(Data excerpts)
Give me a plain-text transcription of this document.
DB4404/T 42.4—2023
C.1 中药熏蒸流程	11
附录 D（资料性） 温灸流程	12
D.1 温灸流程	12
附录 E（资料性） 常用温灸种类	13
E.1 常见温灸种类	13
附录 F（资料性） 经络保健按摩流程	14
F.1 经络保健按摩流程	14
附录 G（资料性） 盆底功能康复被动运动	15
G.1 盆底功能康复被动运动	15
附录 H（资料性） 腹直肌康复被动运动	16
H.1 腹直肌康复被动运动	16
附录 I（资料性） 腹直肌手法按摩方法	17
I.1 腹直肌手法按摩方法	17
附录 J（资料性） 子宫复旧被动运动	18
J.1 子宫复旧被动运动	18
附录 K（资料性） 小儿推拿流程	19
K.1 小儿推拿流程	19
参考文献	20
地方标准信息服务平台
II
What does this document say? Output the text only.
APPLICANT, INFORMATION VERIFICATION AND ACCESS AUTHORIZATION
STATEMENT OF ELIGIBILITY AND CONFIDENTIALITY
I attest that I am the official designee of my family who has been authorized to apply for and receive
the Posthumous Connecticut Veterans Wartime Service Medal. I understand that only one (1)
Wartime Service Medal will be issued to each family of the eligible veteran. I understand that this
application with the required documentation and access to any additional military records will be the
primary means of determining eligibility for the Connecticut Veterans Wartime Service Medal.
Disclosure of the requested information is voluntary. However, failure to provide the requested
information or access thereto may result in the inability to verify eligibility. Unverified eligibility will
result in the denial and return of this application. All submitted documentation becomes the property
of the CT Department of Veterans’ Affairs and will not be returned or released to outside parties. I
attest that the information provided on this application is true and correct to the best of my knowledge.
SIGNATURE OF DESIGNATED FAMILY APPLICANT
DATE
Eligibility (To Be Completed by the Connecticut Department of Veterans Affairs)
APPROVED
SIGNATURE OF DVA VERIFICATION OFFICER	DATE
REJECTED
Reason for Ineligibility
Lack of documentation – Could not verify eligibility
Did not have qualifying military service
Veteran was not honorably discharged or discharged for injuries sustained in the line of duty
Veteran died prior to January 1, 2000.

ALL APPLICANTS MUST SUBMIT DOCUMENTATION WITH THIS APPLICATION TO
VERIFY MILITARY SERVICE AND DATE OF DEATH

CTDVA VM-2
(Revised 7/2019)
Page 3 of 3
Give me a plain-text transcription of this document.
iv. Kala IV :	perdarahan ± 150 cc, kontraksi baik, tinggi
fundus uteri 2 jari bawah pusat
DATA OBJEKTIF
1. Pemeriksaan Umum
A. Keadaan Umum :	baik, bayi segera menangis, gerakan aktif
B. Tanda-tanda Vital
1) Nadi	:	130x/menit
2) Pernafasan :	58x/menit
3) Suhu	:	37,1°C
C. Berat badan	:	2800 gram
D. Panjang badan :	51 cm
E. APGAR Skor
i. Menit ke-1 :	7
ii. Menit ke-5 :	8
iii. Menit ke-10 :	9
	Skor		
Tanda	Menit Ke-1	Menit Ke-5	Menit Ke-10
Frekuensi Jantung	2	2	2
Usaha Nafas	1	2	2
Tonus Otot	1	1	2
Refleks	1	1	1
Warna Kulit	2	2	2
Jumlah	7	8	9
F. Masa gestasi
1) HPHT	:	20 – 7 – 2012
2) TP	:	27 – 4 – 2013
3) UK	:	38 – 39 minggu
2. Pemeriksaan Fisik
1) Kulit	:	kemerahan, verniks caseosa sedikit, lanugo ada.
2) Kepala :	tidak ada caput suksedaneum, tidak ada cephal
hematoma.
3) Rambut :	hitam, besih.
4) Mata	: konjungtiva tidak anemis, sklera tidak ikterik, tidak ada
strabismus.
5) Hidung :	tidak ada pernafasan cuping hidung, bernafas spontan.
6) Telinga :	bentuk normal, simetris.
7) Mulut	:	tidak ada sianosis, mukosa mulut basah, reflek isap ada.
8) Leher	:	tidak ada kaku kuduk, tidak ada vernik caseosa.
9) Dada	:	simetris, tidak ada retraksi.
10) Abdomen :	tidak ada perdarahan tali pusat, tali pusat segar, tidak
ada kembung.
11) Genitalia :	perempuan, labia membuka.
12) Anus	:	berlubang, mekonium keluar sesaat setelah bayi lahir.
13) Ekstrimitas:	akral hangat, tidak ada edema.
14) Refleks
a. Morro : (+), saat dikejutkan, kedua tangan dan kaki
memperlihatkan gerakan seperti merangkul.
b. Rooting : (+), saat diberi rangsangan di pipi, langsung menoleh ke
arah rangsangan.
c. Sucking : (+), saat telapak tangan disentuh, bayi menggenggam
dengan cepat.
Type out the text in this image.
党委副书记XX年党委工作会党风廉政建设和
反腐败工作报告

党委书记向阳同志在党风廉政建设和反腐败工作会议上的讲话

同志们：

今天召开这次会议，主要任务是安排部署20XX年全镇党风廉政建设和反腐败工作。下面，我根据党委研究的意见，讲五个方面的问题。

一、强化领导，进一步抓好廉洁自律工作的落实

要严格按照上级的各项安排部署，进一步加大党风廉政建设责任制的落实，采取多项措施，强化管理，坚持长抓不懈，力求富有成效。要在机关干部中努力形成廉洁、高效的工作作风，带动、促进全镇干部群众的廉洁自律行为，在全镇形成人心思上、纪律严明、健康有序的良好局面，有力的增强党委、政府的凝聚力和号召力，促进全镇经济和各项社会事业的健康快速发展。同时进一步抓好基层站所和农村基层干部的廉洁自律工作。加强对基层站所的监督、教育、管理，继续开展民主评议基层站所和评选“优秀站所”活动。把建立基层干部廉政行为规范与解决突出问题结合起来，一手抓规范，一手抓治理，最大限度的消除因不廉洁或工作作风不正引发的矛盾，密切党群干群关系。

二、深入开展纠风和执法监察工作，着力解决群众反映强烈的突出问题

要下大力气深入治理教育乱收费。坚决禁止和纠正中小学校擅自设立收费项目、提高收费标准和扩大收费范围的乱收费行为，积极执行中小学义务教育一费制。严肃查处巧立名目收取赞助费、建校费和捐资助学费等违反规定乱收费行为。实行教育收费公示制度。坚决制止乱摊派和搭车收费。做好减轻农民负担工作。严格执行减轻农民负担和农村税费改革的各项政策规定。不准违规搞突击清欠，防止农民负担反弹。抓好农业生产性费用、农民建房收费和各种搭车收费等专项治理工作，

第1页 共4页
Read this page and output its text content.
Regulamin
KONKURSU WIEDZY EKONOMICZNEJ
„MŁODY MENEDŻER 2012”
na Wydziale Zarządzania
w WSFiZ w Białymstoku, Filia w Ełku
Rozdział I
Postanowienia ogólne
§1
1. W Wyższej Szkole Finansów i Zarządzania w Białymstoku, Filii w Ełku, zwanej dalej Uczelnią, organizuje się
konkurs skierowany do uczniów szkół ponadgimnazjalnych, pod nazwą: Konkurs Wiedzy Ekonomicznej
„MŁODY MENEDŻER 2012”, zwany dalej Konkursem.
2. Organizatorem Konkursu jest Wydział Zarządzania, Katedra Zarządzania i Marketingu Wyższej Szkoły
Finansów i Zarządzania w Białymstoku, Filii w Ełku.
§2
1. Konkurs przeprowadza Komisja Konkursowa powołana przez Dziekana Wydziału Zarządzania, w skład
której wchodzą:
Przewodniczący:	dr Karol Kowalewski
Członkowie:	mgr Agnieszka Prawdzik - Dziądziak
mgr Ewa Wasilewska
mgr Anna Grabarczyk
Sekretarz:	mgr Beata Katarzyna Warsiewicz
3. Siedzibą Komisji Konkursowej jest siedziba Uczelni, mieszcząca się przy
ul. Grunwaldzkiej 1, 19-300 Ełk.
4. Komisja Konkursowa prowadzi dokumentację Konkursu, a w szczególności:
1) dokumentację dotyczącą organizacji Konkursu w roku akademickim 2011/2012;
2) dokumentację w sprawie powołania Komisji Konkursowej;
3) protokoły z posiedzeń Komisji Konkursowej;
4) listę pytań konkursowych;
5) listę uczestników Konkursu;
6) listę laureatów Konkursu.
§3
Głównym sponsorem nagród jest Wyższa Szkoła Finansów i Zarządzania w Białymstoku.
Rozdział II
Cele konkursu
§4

◆ **Aim of the task**
In the entries above, find every line with the word "will" and list it.

◆ **Exercise answer**
Wartime Service Medal will be issued to each family of the eligible veteran. I understand that this
application with the required documentation and access to any additional military records will be the
information or access thereto may result in the inability to verify eligibility. Unverified eligibility will
of the CT Department of Veterans’ Affairs and will not be returned or released to outside parties. I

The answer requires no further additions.